_What is being asked_
Among the lines below, list those containing the string "text".
[begin Records to use]
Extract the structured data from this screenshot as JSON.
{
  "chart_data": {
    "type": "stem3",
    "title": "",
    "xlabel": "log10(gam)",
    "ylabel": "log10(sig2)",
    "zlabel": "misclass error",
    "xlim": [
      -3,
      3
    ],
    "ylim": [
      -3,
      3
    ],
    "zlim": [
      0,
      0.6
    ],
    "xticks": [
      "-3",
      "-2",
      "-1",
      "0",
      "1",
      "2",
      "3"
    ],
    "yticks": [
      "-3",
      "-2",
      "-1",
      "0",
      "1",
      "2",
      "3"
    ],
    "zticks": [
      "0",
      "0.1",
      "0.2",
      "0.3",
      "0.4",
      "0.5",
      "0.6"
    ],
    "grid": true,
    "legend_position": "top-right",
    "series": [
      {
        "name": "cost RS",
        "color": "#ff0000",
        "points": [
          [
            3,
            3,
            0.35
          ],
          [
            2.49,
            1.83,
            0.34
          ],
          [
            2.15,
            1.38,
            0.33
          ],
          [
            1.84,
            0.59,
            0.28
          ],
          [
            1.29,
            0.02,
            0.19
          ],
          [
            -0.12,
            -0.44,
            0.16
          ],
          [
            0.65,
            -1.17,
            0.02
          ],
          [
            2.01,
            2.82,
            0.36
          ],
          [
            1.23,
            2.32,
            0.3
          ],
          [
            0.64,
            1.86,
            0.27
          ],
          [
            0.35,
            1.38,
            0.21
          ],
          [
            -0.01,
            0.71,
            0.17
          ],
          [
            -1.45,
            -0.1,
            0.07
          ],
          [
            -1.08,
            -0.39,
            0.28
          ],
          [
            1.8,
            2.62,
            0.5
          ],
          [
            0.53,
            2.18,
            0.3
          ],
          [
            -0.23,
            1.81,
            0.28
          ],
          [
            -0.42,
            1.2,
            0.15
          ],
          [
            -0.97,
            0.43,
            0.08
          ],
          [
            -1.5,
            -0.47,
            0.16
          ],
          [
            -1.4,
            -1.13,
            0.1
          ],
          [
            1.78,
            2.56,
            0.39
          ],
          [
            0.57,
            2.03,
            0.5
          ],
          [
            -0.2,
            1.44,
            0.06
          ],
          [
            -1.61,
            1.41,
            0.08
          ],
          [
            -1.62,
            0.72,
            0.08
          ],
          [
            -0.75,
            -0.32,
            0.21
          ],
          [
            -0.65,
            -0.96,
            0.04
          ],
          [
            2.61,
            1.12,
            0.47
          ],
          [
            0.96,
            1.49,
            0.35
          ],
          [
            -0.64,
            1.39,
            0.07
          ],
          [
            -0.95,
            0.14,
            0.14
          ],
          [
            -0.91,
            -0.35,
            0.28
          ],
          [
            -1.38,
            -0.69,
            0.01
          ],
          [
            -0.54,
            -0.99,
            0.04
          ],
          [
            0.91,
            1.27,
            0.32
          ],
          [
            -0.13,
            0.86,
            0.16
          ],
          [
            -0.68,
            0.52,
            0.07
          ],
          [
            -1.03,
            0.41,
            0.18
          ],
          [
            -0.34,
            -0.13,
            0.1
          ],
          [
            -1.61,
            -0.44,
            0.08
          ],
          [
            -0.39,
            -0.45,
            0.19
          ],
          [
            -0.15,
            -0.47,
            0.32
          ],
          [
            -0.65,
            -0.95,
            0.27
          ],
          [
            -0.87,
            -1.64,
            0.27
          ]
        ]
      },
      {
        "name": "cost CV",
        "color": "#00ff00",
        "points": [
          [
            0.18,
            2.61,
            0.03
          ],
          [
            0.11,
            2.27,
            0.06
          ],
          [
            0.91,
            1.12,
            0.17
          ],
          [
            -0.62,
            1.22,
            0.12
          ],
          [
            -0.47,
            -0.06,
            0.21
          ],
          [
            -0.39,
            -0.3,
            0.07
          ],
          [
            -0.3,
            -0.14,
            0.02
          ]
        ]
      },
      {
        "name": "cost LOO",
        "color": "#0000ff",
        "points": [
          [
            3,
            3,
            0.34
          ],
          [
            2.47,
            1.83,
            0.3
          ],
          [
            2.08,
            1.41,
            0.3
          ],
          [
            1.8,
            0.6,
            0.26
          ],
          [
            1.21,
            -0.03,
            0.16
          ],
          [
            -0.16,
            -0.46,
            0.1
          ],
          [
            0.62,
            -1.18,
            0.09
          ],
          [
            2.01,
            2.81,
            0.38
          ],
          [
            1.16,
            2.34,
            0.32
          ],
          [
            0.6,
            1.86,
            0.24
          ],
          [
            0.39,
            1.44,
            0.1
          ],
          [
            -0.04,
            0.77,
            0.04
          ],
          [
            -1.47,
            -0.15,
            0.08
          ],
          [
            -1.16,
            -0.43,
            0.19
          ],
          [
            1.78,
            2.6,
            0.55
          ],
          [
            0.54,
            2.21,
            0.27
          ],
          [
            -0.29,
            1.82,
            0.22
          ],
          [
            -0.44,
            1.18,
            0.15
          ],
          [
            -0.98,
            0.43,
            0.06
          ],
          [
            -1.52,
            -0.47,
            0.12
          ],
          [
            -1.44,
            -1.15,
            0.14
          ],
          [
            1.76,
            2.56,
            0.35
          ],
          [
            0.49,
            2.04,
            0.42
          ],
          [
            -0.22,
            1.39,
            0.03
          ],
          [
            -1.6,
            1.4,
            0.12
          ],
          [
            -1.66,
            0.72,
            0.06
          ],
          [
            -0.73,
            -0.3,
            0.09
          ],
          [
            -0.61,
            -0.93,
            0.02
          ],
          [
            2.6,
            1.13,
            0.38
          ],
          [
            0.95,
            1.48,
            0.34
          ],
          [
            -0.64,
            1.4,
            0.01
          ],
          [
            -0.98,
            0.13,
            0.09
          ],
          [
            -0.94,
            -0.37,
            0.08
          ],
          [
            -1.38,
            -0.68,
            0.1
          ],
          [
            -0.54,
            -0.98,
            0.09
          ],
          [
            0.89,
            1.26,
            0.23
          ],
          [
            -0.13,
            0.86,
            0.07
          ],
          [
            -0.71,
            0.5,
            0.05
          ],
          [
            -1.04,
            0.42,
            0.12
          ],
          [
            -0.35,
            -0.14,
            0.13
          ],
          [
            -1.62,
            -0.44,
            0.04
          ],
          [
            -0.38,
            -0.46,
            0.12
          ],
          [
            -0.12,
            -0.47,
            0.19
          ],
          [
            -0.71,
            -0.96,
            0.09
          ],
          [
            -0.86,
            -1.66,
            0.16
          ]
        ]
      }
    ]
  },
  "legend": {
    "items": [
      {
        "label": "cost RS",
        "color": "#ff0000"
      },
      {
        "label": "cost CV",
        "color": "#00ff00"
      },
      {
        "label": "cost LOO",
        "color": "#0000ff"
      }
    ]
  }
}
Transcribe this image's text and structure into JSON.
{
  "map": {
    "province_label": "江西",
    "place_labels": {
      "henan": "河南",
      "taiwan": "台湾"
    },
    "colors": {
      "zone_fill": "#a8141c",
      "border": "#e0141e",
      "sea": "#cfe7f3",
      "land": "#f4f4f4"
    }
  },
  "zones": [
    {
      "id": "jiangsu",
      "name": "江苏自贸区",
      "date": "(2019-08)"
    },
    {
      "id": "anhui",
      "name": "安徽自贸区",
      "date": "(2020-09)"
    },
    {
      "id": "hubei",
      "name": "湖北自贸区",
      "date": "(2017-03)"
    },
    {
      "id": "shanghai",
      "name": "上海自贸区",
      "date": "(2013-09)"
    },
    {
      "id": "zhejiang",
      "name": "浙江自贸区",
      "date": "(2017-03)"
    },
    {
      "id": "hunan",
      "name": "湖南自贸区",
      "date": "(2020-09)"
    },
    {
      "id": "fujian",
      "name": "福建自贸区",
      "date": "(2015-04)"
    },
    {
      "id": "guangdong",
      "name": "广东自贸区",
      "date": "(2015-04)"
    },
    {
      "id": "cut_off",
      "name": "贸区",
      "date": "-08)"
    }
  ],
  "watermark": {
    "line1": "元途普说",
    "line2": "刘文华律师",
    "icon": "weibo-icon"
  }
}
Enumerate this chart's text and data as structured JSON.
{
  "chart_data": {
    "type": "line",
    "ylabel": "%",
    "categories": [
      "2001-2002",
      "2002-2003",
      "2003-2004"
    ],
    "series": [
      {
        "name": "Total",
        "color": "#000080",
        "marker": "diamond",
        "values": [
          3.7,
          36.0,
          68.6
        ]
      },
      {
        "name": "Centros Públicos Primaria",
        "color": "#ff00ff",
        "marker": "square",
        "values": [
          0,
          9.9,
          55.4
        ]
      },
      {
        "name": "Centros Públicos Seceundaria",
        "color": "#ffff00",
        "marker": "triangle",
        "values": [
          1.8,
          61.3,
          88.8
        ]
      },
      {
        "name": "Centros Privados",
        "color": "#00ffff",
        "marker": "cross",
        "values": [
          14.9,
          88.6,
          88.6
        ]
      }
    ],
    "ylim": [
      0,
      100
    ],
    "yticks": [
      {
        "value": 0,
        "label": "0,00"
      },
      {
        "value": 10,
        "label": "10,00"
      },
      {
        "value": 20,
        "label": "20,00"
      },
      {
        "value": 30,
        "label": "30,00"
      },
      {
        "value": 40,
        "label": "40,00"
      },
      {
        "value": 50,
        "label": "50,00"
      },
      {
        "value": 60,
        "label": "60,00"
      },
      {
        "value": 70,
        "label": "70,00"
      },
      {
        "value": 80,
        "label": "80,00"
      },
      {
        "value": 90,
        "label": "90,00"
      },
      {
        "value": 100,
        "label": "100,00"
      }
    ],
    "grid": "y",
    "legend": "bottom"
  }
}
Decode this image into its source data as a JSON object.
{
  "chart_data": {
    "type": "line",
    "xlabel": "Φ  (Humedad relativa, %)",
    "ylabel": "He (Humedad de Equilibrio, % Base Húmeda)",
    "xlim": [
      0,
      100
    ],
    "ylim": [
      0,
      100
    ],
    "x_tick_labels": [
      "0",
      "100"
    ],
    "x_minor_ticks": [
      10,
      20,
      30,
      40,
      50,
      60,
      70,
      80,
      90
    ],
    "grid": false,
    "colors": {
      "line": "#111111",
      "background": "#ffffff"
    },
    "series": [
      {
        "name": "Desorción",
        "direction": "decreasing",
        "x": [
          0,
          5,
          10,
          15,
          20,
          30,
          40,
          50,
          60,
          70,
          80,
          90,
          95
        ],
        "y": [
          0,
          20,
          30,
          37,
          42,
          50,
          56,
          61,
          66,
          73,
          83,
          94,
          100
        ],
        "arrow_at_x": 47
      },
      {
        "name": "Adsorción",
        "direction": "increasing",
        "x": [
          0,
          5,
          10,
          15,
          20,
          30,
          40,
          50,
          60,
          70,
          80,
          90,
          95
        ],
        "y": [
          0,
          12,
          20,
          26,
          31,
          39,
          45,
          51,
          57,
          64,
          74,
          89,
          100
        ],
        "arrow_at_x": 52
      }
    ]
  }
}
[end Records to use]
_Complete output_
Transcribe this image's text and structure into JSON.
Enumerate this chart's text and data as structured JSON.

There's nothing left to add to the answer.